* Start *

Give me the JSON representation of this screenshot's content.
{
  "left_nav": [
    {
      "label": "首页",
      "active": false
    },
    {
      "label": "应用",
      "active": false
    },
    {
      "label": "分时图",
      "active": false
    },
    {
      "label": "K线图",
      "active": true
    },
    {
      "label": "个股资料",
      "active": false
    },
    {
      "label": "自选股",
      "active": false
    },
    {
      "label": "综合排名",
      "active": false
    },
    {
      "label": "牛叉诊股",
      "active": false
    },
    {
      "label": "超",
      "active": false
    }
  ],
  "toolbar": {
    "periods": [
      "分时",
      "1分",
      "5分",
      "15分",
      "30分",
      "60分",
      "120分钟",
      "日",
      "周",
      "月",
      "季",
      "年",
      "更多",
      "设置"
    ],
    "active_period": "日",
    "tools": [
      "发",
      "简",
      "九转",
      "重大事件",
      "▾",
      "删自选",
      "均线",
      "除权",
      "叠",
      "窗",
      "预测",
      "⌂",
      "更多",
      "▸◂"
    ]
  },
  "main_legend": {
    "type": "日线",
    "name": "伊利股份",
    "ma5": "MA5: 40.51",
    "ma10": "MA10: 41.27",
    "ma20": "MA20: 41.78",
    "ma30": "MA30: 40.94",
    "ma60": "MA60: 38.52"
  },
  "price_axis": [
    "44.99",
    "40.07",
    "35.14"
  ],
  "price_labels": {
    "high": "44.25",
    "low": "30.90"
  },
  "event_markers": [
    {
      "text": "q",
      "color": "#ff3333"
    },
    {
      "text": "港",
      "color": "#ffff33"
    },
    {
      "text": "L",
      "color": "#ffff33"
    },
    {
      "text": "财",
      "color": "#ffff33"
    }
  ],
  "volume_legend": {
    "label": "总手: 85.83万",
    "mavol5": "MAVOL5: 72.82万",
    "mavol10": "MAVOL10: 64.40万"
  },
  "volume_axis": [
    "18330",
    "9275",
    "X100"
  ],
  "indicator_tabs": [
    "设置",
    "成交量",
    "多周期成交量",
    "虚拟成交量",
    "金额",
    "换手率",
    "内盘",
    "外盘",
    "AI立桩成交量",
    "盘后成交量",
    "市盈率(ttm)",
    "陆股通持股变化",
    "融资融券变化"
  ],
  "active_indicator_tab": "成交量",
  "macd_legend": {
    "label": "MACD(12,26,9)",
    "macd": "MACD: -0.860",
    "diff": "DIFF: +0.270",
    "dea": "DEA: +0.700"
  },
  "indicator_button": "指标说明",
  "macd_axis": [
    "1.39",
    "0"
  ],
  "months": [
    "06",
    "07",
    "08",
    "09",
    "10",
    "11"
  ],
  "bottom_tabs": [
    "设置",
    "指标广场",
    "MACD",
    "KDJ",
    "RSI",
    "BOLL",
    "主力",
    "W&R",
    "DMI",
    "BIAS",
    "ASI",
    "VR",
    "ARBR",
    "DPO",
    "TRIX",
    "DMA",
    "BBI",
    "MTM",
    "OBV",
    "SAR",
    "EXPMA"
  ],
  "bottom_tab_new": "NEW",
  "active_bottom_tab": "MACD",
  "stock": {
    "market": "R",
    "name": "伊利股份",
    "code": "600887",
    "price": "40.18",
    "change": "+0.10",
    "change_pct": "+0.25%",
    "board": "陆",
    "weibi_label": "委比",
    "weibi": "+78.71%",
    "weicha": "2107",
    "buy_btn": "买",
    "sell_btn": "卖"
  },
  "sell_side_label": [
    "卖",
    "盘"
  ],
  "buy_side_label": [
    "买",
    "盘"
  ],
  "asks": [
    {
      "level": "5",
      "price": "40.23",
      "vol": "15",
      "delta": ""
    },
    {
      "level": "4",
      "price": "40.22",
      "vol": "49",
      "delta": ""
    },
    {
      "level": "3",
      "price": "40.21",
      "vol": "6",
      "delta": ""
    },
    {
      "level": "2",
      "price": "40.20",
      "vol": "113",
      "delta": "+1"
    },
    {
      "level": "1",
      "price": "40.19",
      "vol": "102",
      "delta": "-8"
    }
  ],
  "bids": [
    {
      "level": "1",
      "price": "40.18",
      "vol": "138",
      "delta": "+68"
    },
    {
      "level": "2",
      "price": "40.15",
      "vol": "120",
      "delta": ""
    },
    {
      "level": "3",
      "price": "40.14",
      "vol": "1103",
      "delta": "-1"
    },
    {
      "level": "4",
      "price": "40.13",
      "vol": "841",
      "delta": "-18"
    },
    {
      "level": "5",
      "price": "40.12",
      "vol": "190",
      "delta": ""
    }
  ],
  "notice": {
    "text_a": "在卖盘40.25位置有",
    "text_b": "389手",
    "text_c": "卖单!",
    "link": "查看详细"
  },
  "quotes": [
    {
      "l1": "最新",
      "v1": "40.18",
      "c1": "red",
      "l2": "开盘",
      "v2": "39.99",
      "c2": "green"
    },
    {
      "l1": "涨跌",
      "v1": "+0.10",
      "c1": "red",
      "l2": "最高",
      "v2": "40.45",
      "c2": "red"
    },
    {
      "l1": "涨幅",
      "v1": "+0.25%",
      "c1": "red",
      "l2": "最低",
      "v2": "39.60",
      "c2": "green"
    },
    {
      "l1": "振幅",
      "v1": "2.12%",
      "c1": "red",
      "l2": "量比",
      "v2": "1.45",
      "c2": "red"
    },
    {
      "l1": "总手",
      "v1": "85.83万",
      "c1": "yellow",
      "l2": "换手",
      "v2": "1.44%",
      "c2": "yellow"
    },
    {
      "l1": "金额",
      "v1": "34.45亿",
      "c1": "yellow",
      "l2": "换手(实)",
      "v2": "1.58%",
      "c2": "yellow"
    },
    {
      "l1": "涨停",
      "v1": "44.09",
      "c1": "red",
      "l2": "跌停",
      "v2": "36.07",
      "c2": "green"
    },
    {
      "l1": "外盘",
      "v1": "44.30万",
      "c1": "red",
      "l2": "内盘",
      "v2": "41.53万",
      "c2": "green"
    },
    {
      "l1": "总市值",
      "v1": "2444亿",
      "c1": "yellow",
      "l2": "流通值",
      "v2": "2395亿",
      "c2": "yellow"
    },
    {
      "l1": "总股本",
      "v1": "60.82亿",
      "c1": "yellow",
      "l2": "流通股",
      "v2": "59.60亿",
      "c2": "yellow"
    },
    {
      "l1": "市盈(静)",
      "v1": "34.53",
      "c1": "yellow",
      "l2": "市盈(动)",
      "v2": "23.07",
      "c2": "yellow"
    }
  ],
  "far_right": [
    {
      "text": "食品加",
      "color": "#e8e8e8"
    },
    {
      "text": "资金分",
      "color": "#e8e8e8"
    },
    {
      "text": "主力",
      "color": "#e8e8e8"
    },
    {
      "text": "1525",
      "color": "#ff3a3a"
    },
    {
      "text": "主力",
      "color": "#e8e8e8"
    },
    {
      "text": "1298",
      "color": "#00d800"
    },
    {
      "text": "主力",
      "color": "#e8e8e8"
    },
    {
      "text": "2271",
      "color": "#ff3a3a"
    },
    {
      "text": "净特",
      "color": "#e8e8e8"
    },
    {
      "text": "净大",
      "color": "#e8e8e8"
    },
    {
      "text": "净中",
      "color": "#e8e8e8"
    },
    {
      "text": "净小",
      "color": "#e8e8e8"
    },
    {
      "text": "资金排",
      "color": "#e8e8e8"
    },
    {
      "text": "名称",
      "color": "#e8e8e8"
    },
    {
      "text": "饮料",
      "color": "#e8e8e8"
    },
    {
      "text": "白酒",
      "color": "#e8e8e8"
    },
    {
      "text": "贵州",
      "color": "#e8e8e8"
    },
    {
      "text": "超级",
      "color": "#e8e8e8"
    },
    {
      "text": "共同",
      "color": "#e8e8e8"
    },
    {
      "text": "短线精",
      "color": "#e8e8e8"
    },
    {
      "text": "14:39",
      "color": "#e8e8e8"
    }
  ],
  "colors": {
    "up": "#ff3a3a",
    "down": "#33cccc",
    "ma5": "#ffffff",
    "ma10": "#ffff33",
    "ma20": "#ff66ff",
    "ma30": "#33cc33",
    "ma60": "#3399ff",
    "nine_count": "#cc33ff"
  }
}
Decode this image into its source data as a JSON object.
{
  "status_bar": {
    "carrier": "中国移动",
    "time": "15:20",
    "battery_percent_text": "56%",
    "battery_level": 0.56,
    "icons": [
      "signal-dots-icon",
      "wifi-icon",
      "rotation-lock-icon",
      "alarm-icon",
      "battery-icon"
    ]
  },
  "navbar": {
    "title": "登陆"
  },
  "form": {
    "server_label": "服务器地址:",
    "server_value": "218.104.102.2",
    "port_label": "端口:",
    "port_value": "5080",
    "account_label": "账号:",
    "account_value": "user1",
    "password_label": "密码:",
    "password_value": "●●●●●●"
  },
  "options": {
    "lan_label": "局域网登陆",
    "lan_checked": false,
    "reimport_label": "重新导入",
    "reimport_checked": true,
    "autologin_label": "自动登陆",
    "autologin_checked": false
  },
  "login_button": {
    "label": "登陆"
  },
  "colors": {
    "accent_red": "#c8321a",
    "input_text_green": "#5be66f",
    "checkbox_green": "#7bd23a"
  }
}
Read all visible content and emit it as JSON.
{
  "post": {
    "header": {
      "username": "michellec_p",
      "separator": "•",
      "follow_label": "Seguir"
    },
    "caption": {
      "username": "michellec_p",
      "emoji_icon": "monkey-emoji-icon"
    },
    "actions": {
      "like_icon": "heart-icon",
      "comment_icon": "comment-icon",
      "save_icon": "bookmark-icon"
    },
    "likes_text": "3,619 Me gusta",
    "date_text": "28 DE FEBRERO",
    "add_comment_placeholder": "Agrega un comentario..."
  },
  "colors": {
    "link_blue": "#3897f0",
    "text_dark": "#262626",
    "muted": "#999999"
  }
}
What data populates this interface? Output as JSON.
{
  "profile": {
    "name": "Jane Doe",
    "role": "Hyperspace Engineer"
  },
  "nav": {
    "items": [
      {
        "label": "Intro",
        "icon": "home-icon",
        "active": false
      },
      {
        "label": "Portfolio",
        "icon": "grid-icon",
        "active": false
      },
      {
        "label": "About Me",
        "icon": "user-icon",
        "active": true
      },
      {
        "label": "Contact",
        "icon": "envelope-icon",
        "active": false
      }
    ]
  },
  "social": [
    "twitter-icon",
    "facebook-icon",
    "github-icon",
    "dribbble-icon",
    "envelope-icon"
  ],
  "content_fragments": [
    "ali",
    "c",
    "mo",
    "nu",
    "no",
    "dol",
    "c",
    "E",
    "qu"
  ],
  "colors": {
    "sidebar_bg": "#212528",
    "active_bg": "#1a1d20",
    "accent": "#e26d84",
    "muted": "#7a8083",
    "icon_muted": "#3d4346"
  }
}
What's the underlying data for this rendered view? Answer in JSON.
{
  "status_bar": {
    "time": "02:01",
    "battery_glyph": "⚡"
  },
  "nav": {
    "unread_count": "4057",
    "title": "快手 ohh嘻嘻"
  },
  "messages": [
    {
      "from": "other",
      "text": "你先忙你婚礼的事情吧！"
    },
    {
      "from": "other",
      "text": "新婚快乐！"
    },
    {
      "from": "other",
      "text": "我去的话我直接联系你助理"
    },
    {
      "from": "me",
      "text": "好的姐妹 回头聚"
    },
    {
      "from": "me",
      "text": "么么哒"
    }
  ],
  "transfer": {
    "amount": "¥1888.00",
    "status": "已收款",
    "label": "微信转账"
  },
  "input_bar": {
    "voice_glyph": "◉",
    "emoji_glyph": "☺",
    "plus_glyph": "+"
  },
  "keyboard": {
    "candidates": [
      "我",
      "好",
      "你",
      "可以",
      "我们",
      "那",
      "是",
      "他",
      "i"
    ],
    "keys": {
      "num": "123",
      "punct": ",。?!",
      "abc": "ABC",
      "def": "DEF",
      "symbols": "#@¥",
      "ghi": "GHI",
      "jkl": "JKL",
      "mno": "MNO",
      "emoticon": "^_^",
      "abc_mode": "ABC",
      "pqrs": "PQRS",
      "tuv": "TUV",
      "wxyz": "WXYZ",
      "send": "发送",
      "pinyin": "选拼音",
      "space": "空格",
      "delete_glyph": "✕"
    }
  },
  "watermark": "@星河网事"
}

* End *

Exactly and exclusively, repeat the lines from the line that contains "What's the underlying" through the end of the records, both ends included.

What's the underlying data for this rendered view? Answer in JSON.
{
  "status_bar": {
    "time": "02:01",
    "battery_glyph": "⚡"
  },
  "nav": {
    "unread_count": "4057",
    "title": "快手 ohh嘻嘻"
  },
  "messages": [
    {
      "from": "other",
      "text": "你先忙你婚礼的事情吧！"
    },
    {
      "from": "other",
      "text": "新婚快乐！"
    },
    {
      "from": "other",
      "text": "我去的话我直接联系你助理"
    },
    {
      "from": "me",
      "text": "好的姐妹 回头聚"
    },
    {
      "from": "me",
      "text": "么么哒"
    }
  ],
  "transfer": {
    "amount": "¥1888.00",
    "status": "已收款",
    "label": "微信转账"
  },
  "input_bar": {
    "voice_glyph": "◉",
    "emoji_glyph": "☺",
    "plus_glyph": "+"
  },
  "keyboard": {
    "candidates": [
      "我",
      "好",
      "你",
      "可以",
      "我们",
      "那",
      "是",
      "他",
      "i"
    ],
    "keys": {
      "num": "123",
      "punct": ",。?!",
      "abc": "ABC",
      "def": "DEF",
      "symbols": "#@¥",
      "ghi": "GHI",
      "jkl": "JKL",
      "mno": "MNO",
      "emoticon": "^_^",
      "abc_mode": "ABC",
      "pqrs": "PQRS",
      "tuv": "TUV",
      "wxyz": "WXYZ",
      "send": "发送",
      "pinyin": "选拼音",
      "space": "空格",
      "delete_glyph": "✕"
    }
  },
  "watermark": "@星河网事"
}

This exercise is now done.